> WRITTEN PROBLEM
Copy all of the following records line for line, with no changes to any word, number, or punctuation mark.

> DATA LISTING
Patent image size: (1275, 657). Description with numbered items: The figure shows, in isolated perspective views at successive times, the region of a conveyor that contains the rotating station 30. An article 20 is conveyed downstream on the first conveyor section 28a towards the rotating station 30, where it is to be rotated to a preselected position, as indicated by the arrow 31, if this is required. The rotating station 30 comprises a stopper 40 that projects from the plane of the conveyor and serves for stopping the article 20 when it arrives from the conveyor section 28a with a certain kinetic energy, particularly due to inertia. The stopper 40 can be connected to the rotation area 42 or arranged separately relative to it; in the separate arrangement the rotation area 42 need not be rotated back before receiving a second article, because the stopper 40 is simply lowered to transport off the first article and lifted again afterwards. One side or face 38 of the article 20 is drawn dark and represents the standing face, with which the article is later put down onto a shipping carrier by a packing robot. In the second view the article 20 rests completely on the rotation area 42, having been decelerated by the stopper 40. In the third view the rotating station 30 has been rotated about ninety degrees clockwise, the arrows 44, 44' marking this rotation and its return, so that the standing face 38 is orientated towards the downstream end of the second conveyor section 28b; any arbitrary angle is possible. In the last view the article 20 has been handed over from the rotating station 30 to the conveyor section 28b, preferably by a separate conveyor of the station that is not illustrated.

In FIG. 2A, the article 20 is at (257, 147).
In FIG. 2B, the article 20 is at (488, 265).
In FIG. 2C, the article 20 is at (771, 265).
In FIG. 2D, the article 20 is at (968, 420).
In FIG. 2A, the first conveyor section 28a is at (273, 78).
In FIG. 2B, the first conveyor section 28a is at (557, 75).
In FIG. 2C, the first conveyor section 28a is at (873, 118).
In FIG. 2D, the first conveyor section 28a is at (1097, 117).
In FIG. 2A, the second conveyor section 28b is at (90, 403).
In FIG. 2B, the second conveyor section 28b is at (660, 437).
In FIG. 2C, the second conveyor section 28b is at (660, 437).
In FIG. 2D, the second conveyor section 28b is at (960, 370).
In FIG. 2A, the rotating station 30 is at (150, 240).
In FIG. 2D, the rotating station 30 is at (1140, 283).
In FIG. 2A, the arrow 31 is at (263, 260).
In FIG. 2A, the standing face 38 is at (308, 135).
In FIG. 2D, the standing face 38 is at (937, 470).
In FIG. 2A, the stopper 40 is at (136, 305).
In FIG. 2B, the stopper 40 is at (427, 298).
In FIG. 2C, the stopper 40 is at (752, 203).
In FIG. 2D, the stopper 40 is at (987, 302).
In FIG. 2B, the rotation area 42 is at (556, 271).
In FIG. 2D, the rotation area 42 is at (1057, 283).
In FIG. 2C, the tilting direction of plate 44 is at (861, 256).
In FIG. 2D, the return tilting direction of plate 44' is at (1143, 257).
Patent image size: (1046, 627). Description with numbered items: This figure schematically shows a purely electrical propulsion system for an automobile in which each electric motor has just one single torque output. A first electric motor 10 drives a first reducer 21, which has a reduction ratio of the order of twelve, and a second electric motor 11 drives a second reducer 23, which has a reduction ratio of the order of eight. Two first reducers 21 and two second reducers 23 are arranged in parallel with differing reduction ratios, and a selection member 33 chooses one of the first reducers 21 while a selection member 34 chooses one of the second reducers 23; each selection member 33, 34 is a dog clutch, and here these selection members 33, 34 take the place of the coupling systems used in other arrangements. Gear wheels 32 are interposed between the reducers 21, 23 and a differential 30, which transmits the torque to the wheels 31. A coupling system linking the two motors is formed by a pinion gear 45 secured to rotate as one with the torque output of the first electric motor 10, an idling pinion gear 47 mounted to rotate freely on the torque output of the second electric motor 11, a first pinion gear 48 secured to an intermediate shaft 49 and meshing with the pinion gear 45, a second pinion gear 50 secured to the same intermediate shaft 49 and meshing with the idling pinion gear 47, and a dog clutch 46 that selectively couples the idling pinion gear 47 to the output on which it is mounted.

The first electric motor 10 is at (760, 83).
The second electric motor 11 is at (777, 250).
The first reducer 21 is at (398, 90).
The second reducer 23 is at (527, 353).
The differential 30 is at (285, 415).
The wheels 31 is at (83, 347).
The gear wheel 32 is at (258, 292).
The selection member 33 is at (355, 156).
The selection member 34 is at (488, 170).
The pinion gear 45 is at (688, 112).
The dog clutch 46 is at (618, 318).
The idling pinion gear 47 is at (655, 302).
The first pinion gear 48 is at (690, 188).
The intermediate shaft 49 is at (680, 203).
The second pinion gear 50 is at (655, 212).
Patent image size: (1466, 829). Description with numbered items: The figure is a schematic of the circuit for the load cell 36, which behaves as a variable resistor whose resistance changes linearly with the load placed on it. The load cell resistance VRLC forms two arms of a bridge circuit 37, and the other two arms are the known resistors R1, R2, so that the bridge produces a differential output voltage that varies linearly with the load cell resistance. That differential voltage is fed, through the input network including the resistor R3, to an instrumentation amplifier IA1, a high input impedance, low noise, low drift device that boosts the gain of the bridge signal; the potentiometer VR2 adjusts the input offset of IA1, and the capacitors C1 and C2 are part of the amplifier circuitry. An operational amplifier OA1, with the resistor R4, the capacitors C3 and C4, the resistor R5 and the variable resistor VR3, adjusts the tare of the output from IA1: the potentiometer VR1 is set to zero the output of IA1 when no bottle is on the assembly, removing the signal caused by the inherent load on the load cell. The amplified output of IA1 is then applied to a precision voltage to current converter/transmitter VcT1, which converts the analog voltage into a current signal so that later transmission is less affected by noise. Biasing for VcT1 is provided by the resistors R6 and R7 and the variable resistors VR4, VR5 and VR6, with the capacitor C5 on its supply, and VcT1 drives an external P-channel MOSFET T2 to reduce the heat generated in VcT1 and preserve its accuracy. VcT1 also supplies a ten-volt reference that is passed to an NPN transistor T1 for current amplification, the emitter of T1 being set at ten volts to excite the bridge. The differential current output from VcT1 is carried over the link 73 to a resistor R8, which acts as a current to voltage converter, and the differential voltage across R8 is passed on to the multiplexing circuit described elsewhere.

> PROBLEM SOLUTION
Patent image size: (1275, 657). Description with numbered items: The figure shows, in isolated perspective views at successive times, the region of a conveyor that contains the rotating station 30. An article 20 is conveyed downstream on the first conveyor section 28a towards the rotating station 30, where it is to be rotated to a preselected position, as indicated by the arrow 31, if this is required. The rotating station 30 comprises a stopper 40 that projects from the plane of the conveyor and serves for stopping the article 20 when it arrives from the conveyor section 28a with a certain kinetic energy, particularly due to inertia. The stopper 40 can be connected to the rotation area 42 or arranged separately relative to it; in the separate arrangement the rotation area 42 need not be rotated back before receiving a second article, because the stopper 40 is simply lowered to transport off the first article and lifted again afterwards. One side or face 38 of the article 20 is drawn dark and represents the standing face, with which the article is later put down onto a shipping carrier by a packing robot. In the second view the article 20 rests completely on the rotation area 42, having been decelerated by the stopper 40. In the third view the rotating station 30 has been rotated about ninety degrees clockwise, the arrows 44, 44' marking this rotation and its return, so that the standing face 38 is orientated towards the downstream end of the second conveyor section 28b; any arbitrary angle is possible. In the last view the article 20 has been handed over from the rotating station 30 to the conveyor section 28b, preferably by a separate conveyor of the station that is not illustrated.

In FIG. 2A, the article 20 is at (257, 147).
In FIG. 2B, the article 20 is at (488, 265).
In FIG. 2C, the article 20 is at (771, 265).
In FIG. 2D, the article 20 is at (968, 420).
In FIG. 2A, the first conveyor section 28a is at (273, 78).
In FIG. 2B, the first conveyor section 28a is at (557, 75).
In FIG. 2C, the first conveyor section 28a is at (873, 118).
In FIG. 2D, the first conveyor section 28a is at (1097, 117).
In FIG. 2A, the second conveyor section 28b is at (90, 403).
In FIG. 2B, the second conveyor section 28b is at (660, 437).
In FIG. 2C, the second conveyor section 28b is at (660, 437).
In FIG. 2D, the second conveyor section 28b is at (960, 370).
In FIG. 2A, the rotating station 30 is at (150, 240).
In FIG. 2D, the rotating station 30 is at (1140, 283).
In FIG. 2A, the arrow 31 is at (263, 260).
In FIG. 2A, the standing face 38 is at (308, 135).
In FIG. 2D, the standing face 38 is at (937, 470).
In FIG. 2A, the stopper 40 is at (136, 305).
In FIG. 2B, the stopper 40 is at (427, 298).
In FIG. 2C, the stopper 40 is at (752, 203).
In FIG. 2D, the stopper 40 is at (987, 302).
In FIG. 2B, the rotation area 42 is at (556, 271).
In FIG. 2D, the rotation area 42 is at (1057, 283).
In FIG. 2C, the tilting direction of plate 44 is at (861, 256).
In FIG. 2D, the return tilting direction of plate 44' is at (1143, 257).
Patent image size: (1046, 627). Description with numbered items: This figure schematically shows a purely electrical propulsion system for an automobile in which each electric motor has just one single torque output. A first electric motor 10 drives a first reducer 21, which has a reduction ratio of the order of twelve, and a second electric motor 11 drives a second reducer 23, which has a reduction ratio of the order of eight. Two first reducers 21 and two second reducers 23 are arranged in parallel with differing reduction ratios, and a selection member 33 chooses one of the first reducers 21 while a selection member 34 chooses one of the second reducers 23; each selection member 33, 34 is a dog clutch, and here these selection members 33, 34 take the place of the coupling systems used in other arrangements. Gear wheels 32 are interposed between the reducers 21, 23 and a differential 30, which transmits the torque to the wheels 31. A coupling system linking the two motors is formed by a pinion gear 45 secured to rotate as one with the torque output of the first electric motor 10, an idling pinion gear 47 mounted to rotate freely on the torque output of the second electric motor 11, a first pinion gear 48 secured to an intermediate shaft 49 and meshing with the pinion gear 45, a second pinion gear 50 secured to the same intermediate shaft 49 and meshing with the idling pinion gear 47, and a dog clutch 46 that selectively couples the idling pinion gear 47 to the output on which it is mounted.

The first electric motor 10 is at (760, 83).
The second electric motor 11 is at (777, 250).
The first reducer 21 is at (398, 90).
The second reducer 23 is at (527, 353).
The differential 30 is at (285, 415).
The wheels 31 is at (83, 347).
The gear wheel 32 is at (258, 292).
The selection member 33 is at (355, 156).
The selection member 34 is at (488, 170).
The pinion gear 45 is at (688, 112).
The dog clutch 46 is at (618, 318).
The idling pinion gear 47 is at (655, 302).
The first pinion gear 48 is at (690, 188).
The intermediate shaft 49 is at (680, 203).
The second pinion gear 50 is at (655, 212).
Patent image size: (1466, 829). Description with numbered items: The figure is a schematic of the circuit for the load cell 36, which behaves as a variable resistor whose resistance changes linearly with the load placed on it. The load cell resistance VRLC forms two arms of a bridge circuit 37, and the other two arms are the known resistors R1, R2, so that the bridge produces a differential output voltage that varies linearly with the load cell resistance. That differential voltage is fed, through the input network including the resistor R3, to an instrumentation amplifier IA1, a high input impedance, low noise, low drift device that boosts the gain of the bridge signal; the potentiometer VR2 adjusts the input offset of IA1, and the capacitors C1 and C2 are part of the amplifier circuitry. An operational amplifier OA1, with the resistor R4, the capacitors C3 and C4, the resistor R5 and the variable resistor VR3, adjusts the tare of the output from IA1: the potentiometer VR1 is set to zero the output of IA1 when no bottle is on the assembly, removing the signal caused by the inherent load on the load cell. The amplified output of IA1 is then applied to a precision voltage to current converter/transmitter VcT1, which converts the analog voltage into a current signal so that later transmission is less affected by noise. Biasing for VcT1 is provided by the resistors R6 and R7 and the variable resistors VR4, VR5 and VR6, with the capacitor C5 on its supply, and VcT1 drives an external P-channel MOSFET T2 to reduce the heat generated in VcT1 and preserve its accuracy. VcT1 also supplies a ten-volt reference that is passed to an NPN transistor T1 for current amplification, the emitter of T1 being set at ten volts to excite the bridge. The differential current output from VcT1 is carried over the link 73 to a resistor R8, which acts as a current to voltage converter, and the differential voltage across R8 is passed on to the multiplexing circuit described elsewhere.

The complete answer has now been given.